• **Your objective**:
Give the count of lines in the data that include "части", with no other words.

• **Items**:
== == ==
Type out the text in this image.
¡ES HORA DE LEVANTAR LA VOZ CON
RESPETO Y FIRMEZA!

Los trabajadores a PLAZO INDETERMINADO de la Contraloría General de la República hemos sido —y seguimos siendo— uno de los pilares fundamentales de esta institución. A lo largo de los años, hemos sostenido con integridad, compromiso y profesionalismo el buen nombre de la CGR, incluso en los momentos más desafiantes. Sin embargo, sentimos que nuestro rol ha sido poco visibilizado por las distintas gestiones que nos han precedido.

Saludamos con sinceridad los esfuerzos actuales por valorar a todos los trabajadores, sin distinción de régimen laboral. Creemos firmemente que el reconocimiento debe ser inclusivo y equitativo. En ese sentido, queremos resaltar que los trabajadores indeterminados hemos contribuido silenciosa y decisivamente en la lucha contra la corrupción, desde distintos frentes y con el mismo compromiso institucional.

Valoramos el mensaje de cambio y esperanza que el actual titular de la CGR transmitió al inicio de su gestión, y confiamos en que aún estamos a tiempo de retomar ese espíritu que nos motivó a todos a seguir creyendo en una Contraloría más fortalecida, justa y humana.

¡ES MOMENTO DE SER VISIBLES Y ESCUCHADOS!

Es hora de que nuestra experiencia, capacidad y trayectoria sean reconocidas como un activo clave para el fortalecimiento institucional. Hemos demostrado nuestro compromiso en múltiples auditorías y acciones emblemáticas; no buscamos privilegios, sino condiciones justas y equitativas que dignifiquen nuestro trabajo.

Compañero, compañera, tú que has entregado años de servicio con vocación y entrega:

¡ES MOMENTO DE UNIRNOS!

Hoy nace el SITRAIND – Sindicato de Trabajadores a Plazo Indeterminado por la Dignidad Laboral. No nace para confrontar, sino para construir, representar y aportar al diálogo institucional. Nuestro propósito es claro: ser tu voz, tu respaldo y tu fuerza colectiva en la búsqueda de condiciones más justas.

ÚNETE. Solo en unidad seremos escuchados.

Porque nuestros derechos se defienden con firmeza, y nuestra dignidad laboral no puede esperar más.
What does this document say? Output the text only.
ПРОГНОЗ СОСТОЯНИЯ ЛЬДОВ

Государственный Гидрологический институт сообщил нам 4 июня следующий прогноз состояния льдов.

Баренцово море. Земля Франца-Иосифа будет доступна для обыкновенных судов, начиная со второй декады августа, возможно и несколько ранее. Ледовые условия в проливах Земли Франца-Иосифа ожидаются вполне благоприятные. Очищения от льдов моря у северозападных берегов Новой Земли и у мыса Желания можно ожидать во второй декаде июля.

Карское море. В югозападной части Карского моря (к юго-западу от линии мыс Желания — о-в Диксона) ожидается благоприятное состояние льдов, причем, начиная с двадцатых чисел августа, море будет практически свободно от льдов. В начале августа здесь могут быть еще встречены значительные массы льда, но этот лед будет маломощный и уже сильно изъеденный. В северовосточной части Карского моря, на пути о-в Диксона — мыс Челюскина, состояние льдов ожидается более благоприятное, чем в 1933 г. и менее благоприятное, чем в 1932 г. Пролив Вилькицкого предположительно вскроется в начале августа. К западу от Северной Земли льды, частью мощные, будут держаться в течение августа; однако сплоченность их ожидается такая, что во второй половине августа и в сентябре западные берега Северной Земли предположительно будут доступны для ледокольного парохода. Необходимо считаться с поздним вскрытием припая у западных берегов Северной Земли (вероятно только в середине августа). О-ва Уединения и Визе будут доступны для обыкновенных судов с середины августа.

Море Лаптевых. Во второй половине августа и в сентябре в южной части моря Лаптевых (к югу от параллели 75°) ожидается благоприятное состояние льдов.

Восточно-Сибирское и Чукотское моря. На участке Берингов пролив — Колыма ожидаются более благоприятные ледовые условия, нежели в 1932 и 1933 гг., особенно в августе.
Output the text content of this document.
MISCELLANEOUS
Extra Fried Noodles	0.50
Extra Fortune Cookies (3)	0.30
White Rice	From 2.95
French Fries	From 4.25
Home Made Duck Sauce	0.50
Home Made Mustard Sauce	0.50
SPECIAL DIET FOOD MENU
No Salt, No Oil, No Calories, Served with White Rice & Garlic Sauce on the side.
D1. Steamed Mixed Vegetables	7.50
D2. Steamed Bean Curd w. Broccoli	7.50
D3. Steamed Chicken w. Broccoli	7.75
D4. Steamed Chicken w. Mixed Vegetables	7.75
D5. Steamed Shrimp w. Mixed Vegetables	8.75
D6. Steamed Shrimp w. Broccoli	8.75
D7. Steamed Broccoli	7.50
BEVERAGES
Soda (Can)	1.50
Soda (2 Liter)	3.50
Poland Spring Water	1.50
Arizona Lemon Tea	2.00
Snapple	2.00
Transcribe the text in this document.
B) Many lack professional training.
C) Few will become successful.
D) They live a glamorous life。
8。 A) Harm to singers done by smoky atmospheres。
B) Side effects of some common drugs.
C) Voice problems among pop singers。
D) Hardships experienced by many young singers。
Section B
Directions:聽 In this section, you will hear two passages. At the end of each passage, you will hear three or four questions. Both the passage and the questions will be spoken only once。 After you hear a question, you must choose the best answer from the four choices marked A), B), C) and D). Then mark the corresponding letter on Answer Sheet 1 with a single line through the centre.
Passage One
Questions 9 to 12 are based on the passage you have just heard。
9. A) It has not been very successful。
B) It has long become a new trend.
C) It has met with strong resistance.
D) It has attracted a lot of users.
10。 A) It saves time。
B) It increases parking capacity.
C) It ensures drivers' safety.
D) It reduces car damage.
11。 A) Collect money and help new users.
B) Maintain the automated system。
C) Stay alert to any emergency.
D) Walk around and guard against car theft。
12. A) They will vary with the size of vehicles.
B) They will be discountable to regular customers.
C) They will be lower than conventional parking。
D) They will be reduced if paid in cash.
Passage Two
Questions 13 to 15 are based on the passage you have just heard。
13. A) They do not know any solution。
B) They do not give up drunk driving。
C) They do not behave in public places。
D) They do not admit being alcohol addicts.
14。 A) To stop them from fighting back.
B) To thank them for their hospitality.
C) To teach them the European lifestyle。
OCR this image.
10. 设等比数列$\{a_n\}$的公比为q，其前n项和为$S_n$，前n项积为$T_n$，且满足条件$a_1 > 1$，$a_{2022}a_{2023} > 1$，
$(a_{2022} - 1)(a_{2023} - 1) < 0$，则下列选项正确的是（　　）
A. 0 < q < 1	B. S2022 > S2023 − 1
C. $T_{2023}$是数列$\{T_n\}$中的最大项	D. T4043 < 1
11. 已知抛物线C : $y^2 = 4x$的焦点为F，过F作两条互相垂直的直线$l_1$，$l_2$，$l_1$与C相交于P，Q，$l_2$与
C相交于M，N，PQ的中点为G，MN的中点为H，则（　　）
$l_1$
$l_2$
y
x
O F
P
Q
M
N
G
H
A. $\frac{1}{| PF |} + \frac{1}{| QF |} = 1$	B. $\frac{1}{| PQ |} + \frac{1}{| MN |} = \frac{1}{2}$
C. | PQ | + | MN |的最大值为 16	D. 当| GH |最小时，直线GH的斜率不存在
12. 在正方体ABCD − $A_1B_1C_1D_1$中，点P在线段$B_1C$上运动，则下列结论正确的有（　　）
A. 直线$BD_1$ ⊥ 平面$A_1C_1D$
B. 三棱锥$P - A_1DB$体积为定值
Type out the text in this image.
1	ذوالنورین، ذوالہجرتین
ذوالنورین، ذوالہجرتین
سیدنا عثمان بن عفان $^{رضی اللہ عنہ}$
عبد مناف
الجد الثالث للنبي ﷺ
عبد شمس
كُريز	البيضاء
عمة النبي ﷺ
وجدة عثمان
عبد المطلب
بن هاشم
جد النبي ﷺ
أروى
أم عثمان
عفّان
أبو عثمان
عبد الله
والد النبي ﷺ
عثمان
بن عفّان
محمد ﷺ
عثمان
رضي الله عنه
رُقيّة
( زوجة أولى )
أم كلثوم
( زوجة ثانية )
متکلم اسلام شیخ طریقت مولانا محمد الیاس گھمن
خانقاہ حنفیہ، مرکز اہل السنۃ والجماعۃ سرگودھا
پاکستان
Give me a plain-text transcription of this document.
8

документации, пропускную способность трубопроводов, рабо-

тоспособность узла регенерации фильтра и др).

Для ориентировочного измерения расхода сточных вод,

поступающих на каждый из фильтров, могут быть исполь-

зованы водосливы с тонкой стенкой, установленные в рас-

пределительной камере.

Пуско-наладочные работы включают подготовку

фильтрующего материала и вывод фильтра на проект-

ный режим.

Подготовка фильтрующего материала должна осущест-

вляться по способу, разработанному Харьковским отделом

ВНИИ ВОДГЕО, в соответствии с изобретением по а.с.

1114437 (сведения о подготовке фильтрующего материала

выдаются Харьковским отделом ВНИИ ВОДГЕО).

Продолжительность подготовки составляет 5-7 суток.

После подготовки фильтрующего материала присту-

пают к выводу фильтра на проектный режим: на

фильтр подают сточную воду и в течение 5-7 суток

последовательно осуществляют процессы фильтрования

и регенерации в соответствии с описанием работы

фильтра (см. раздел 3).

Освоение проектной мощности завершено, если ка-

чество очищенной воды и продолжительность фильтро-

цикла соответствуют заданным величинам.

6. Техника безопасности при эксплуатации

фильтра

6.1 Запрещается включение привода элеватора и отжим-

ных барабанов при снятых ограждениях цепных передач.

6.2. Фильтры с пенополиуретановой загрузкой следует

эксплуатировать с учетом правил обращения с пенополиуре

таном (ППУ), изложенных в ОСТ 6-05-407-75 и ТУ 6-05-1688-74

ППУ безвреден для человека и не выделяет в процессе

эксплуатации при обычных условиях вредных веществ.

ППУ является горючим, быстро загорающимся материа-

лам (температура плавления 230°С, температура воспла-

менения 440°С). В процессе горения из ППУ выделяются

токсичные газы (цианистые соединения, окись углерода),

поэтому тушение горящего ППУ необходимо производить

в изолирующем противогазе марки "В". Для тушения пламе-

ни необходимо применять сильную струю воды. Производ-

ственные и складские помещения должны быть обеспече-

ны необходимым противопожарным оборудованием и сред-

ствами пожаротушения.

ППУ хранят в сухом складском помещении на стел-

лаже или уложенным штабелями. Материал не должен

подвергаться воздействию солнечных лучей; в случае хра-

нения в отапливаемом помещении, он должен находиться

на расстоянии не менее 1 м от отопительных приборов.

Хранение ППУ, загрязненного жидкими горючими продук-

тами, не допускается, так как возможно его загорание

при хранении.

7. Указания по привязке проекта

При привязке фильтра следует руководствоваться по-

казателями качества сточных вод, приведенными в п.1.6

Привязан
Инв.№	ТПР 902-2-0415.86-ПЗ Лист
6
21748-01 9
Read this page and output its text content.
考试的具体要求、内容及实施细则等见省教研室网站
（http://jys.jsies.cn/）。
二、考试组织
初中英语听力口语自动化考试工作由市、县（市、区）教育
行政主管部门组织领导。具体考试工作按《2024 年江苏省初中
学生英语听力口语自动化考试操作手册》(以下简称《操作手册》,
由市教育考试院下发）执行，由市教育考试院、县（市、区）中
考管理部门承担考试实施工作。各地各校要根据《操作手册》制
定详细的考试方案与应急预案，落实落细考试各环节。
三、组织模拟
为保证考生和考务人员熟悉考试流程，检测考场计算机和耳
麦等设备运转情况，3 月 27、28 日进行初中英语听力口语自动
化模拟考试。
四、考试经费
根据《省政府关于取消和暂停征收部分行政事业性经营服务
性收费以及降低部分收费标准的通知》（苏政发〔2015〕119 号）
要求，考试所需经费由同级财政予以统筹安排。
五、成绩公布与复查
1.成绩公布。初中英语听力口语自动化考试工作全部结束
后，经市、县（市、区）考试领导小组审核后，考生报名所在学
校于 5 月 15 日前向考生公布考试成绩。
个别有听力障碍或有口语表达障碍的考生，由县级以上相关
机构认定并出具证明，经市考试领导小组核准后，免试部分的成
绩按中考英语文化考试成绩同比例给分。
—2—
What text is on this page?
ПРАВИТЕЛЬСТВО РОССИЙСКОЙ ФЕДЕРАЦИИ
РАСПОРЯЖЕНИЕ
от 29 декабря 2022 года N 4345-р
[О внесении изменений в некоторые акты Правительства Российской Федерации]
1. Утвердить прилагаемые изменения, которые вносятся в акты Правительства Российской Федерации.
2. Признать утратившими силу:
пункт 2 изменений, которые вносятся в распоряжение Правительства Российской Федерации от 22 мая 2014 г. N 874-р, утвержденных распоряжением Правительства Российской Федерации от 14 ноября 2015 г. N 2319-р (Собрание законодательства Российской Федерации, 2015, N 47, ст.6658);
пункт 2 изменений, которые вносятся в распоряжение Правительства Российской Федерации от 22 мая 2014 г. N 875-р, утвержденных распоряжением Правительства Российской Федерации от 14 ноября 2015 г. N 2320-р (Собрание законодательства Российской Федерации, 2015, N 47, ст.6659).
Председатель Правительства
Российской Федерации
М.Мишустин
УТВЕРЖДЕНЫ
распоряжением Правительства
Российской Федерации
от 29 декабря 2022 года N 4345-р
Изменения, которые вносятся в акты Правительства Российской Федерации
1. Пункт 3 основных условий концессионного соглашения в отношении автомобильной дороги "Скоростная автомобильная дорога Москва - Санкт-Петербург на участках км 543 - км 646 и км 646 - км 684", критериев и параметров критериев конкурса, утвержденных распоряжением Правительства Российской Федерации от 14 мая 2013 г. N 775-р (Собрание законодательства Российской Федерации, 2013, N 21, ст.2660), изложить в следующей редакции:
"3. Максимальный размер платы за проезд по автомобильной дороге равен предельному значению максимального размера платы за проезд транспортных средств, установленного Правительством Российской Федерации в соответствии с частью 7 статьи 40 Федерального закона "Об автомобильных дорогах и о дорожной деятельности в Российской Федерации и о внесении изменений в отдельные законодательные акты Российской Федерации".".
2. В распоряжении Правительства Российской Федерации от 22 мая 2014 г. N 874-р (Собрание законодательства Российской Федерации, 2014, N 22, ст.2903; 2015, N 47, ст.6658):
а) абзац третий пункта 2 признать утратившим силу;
== == ==
• **Solution to this problem**:
2